◆ **GIVEN TASK**:
Please pull out every line of the records below and reproduce each one verbatim, leaving out the pictures.

◆ **MATERIAL PROVIDED**:
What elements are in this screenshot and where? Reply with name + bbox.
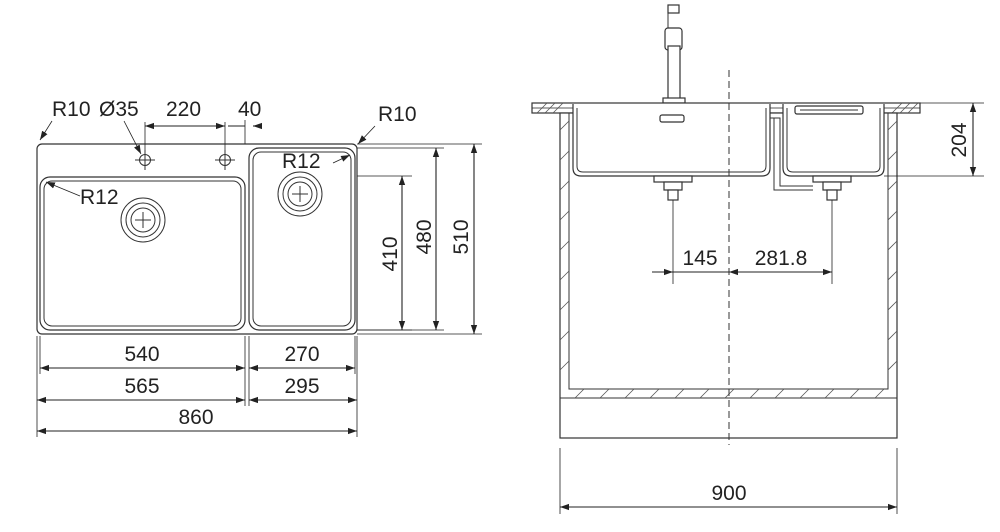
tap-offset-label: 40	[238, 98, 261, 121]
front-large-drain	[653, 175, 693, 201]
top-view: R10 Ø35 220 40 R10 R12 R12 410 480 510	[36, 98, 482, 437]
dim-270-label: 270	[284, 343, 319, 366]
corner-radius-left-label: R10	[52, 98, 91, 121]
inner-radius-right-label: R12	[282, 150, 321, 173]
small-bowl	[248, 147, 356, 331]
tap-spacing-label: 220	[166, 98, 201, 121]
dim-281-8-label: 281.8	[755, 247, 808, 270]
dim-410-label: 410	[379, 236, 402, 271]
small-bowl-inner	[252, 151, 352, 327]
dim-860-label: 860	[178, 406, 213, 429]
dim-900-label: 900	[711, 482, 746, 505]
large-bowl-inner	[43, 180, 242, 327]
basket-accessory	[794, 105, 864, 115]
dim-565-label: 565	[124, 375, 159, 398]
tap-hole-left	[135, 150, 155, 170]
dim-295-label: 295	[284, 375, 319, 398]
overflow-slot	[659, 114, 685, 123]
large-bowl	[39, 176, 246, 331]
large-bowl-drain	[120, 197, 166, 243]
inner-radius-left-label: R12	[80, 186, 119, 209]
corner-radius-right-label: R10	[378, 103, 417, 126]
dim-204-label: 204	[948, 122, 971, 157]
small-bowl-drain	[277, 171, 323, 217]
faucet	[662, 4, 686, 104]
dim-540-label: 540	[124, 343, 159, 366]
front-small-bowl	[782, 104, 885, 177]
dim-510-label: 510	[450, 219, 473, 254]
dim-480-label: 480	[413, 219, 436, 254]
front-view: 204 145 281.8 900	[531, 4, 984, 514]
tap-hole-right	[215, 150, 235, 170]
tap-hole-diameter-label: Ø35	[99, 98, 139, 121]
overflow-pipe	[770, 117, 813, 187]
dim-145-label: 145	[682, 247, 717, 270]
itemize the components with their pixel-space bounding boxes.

◆ **ANSWER TO THIS PROBLEM**:
What elements are in this screenshot and where? Reply with name + bbox.
tap-offset-label: 40	[238, 98, 261, 121]
front-large-drain	[653, 175, 693, 201]
top-view: R10 Ø35 220 40 R10 R12 R12 410 480 510	[36, 98, 482, 437]
dim-270-label: 270	[284, 343, 319, 366]
corner-radius-left-label: R10	[52, 98, 91, 121]
inner-radius-right-label: R12	[282, 150, 321, 173]
small-bowl	[248, 147, 356, 331]
tap-spacing-label: 220	[166, 98, 201, 121]
dim-281-8-label: 281.8	[755, 247, 808, 270]
dim-410-label: 410	[379, 236, 402, 271]
small-bowl-inner	[252, 151, 352, 327]
dim-860-label: 860	[178, 406, 213, 429]
dim-900-label: 900	[711, 482, 746, 505]
large-bowl-inner	[43, 180, 242, 327]
basket-accessory	[794, 105, 864, 115]
dim-565-label: 565	[124, 375, 159, 398]
tap-hole-left	[135, 150, 155, 170]
dim-295-label: 295	[284, 375, 319, 398]
overflow-slot	[659, 114, 685, 123]
large-bowl	[39, 176, 246, 331]
large-bowl-drain	[120, 197, 166, 243]
inner-radius-left-label: R12	[80, 186, 119, 209]
corner-radius-right-label: R10	[378, 103, 417, 126]
dim-204-label: 204	[948, 122, 971, 157]
small-bowl-drain	[277, 171, 323, 217]
faucet	[662, 4, 686, 104]
dim-540-label: 540	[124, 343, 159, 366]
front-small-bowl	[782, 104, 885, 177]
dim-510-label: 510	[450, 219, 473, 254]
dim-480-label: 480	[413, 219, 436, 254]
front-view: 204 145 281.8 900	[531, 4, 984, 514]
tap-hole-right	[215, 150, 235, 170]
tap-hole-diameter-label: Ø35	[99, 98, 139, 121]
overflow-pipe	[770, 117, 813, 187]
dim-145-label: 145	[682, 247, 717, 270]
itemize the components with their pixel-space bounding boxes.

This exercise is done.